Dataset items:
■ ■ ■ ■ ■ ■ ■

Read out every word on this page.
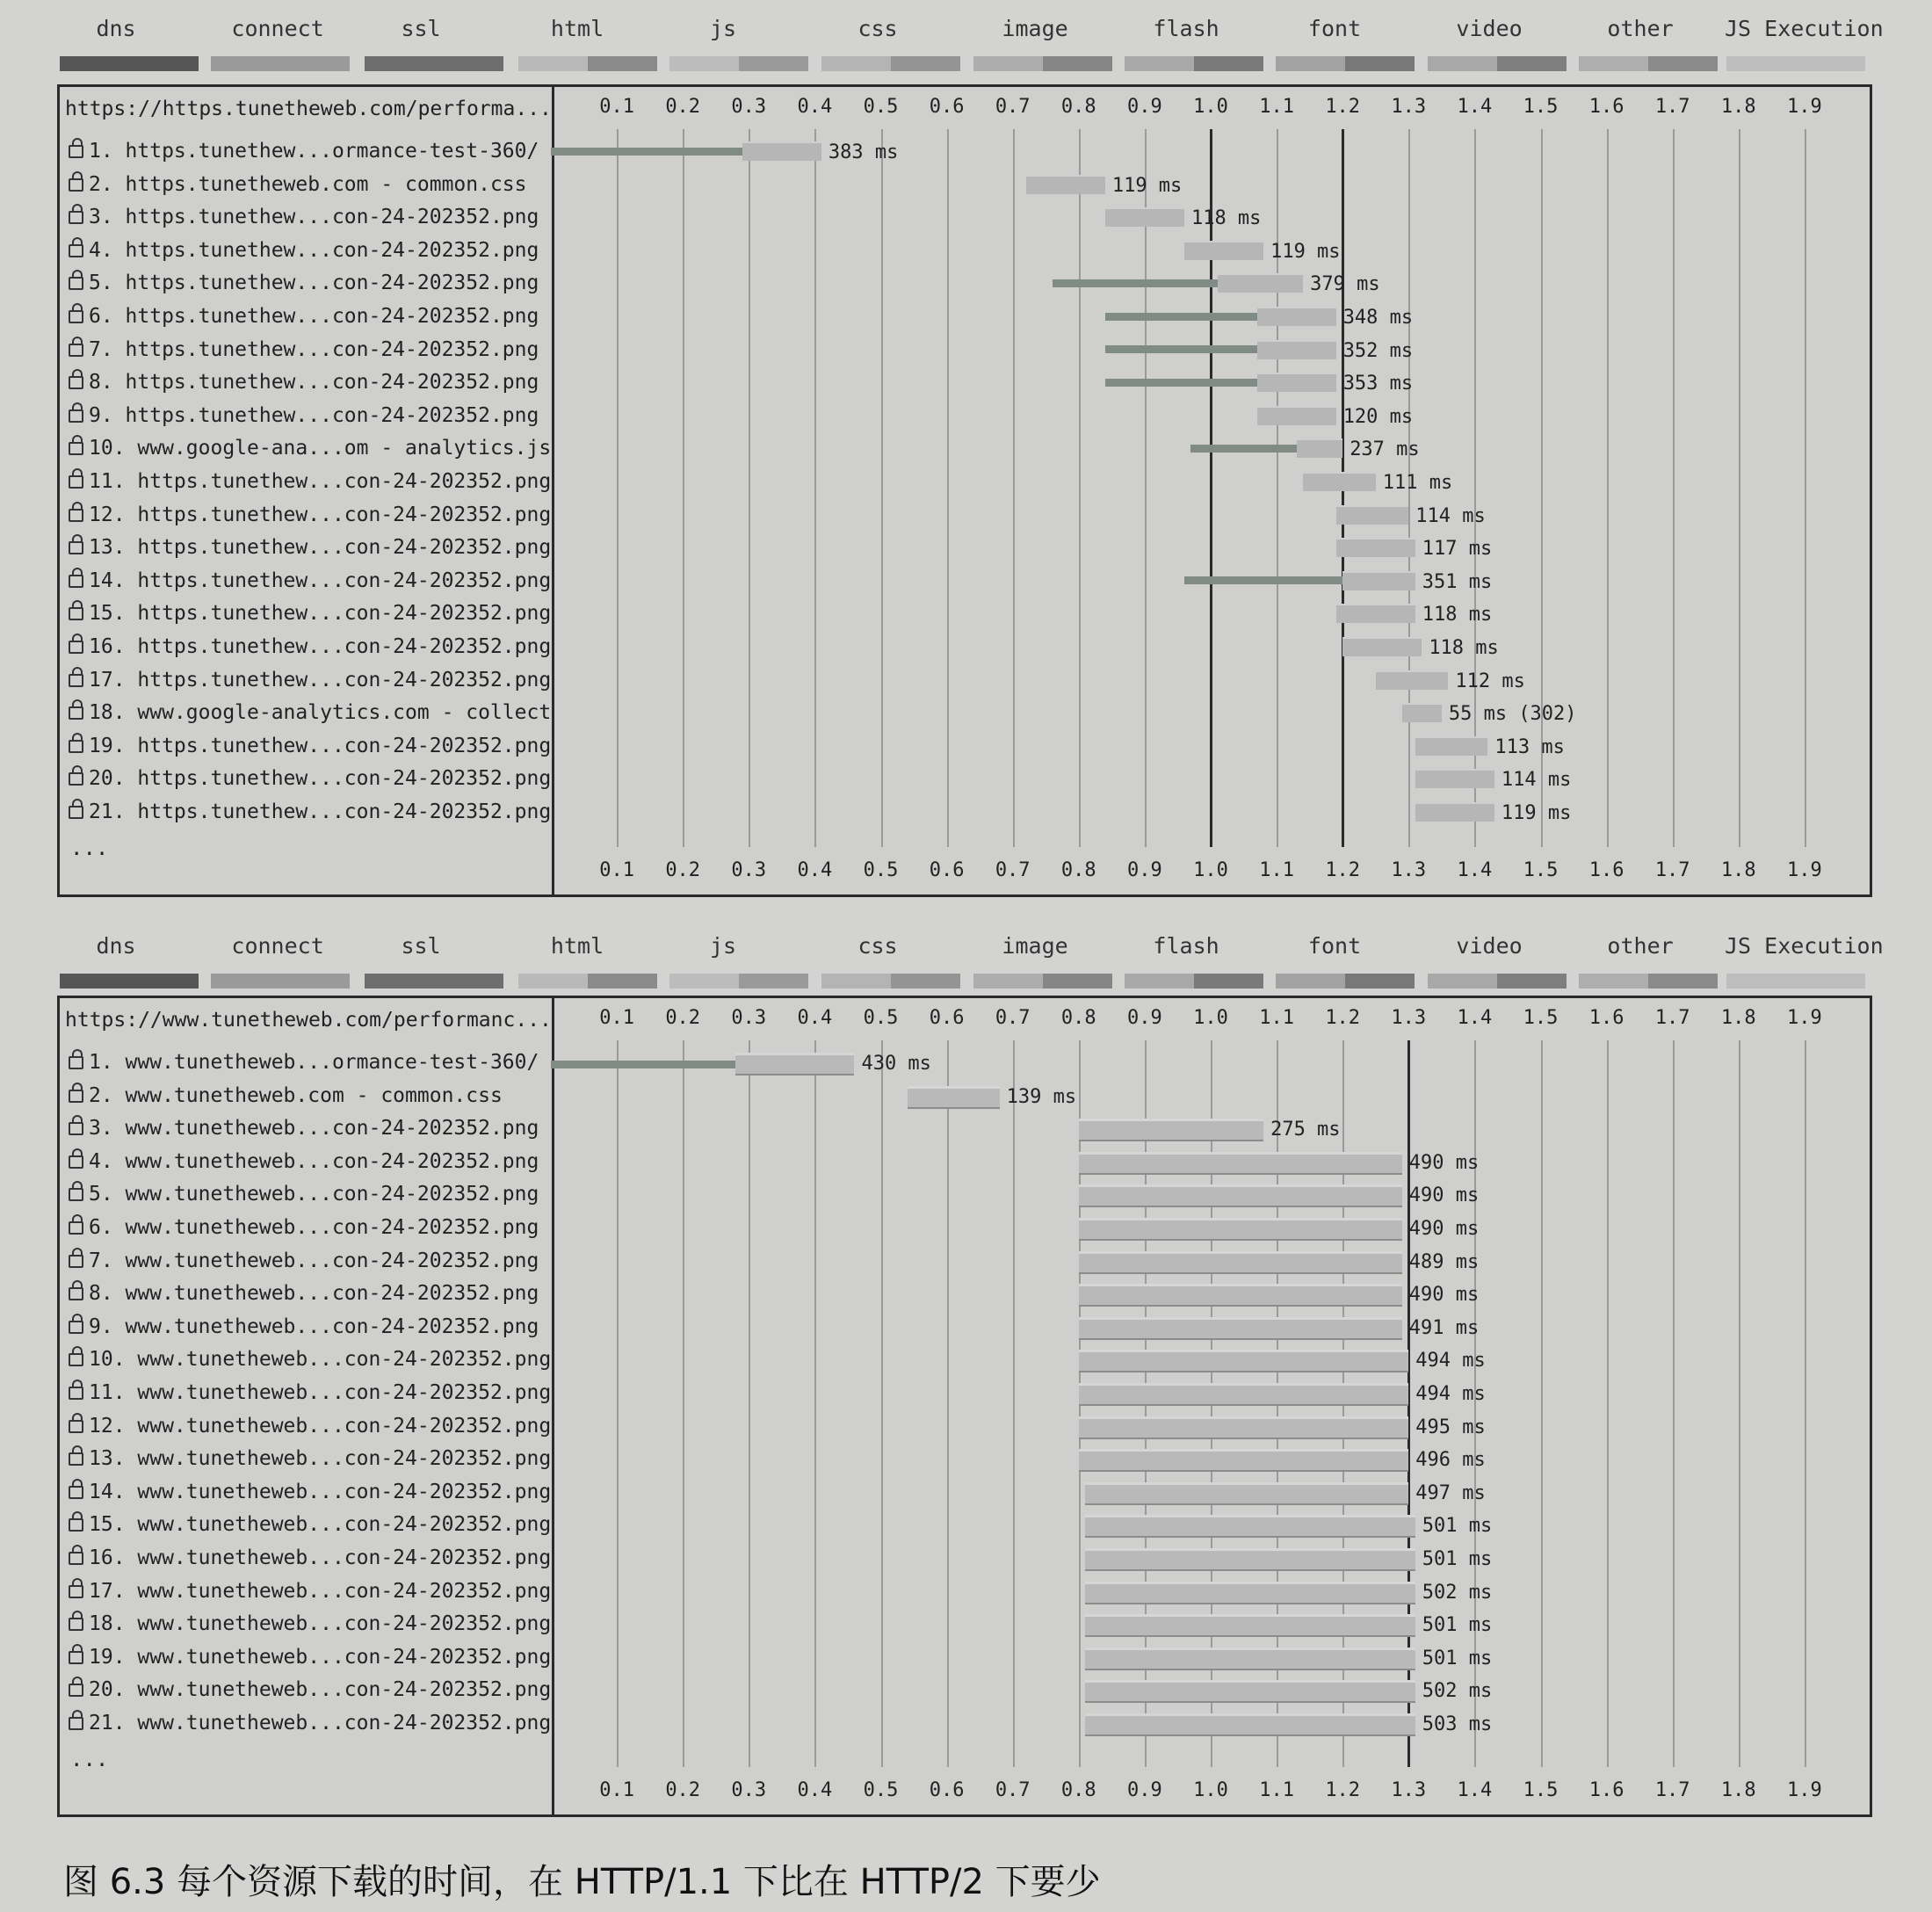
dns	connect	ssl	html	js	css	image	flash	font	video	other JS Execution
dns	connect	ssl	html	js	css	image	flash	font	video	other JS Execution
https://https.tunetheweb.com/performa...	0.1	0.2	0.3	0.4	0.5	0.6	0.7	0.8	0.9	1.0	1.1	1.2	1.3	1.4	1.5	1.6	1.7	1.8	1.9
0.1	0.2	0.3	0.4	0.5	0.6	0.7	0.8	0.9	1.0	1.1	1.2	1.3	1.4	1.5	1.6	1.7	1.8	1.9
1. https.tunethew...ormance-test-360/	383 ms
2. https.tunetheweb.com - common.css	119 ms
3. https.tunethew...con-24-202352.png	118 ms
4. https.tunethew...con-24-202352.png	119 ms
5. https.tunethew...con-24-202352.png	379 ms
6. https.tunethew...con-24-202352.png	348 ms
7. https.tunethew...con-24-202352.png	352 ms
8. https.tunethew...con-24-202352.png	353 ms
9. https.tunethew...con-24-202352.png	120 ms
10. www.google-ana...om - analytics.js	237 ms
11. https.tunethew...con-24-202352.png	111 ms
12. https.tunethew...con-24-202352.png	114 ms
13. https.tunethew...con-24-202352.png	117 ms
14. https.tunethew...con-24-202352.png	351 ms
15. https.tunethew...con-24-202352.png	118 ms
16. https.tunethew...con-24-202352.png	118 ms
17. https.tunethew...con-24-202352.png	112 ms
18. www.google-analytics.com - collect	55 ms (302)
19. https.tunethew...con-24-202352.png	113 ms
20. https.tunethew...con-24-202352.png	114 ms
21. https.tunethew...con-24-202352.png	119 ms
...
https://www.tunetheweb.com/performanc...	0.1	0.2	0.3	0.4	0.5	0.6	0.7	0.8	0.9	1.0	1.1	1.2	1.3	1.4	1.5	1.6	1.7	1.8	1.9
0.1	0.2	0.3	0.4	0.5	0.6	0.7	0.8	0.9	1.0	1.1	1.2	1.3	1.4	1.5	1.6	1.7	1.8	1.9
1. www.tunetheweb...ormance-test-360/	430 ms
2. www.tunetheweb.com - common.css	139 ms
3. www.tunetheweb...con-24-202352.png	275 ms
4. www.tunetheweb...con-24-202352.png	490 ms
5. www.tunetheweb...con-24-202352.png	490 ms
6. www.tunetheweb...con-24-202352.png	490 ms
7. www.tunetheweb...con-24-202352.png	489 ms
8. www.tunetheweb...con-24-202352.png	490 ms
9. www.tunetheweb...con-24-202352.png	491 ms
10. www.tunetheweb...con-24-202352.png	494 ms
11. www.tunetheweb...con-24-202352.png	494 ms
12. www.tunetheweb...con-24-202352.png	495 ms
13. www.tunetheweb...con-24-202352.png	496 ms
14. www.tunetheweb...con-24-202352.png	497 ms
15. www.tunetheweb...con-24-202352.png	501 ms
16. www.tunetheweb...con-24-202352.png	501 ms
17. www.tunetheweb...con-24-202352.png	502 ms
18. www.tunetheweb...con-24-202352.png	501 ms
19. www.tunetheweb...con-24-202352.png	501 ms
20. www.tunetheweb...con-24-202352.png	502 ms
21. www.tunetheweb...con-24-202352.png	503 ms
...
图 6.3 每个资源下载的时间，在 HTTP/1.1 下比在 HTTP/2 下要少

■ ■ ■ ■ ■ ■ ■

* CHALLENGE: Where a line above includes "google", copy that line.

* WRITTEN SOLUTION:
10. www.google-ana...om - analytics.js	237 ms
18. www.google-analytics.com - collect	55 ms (302)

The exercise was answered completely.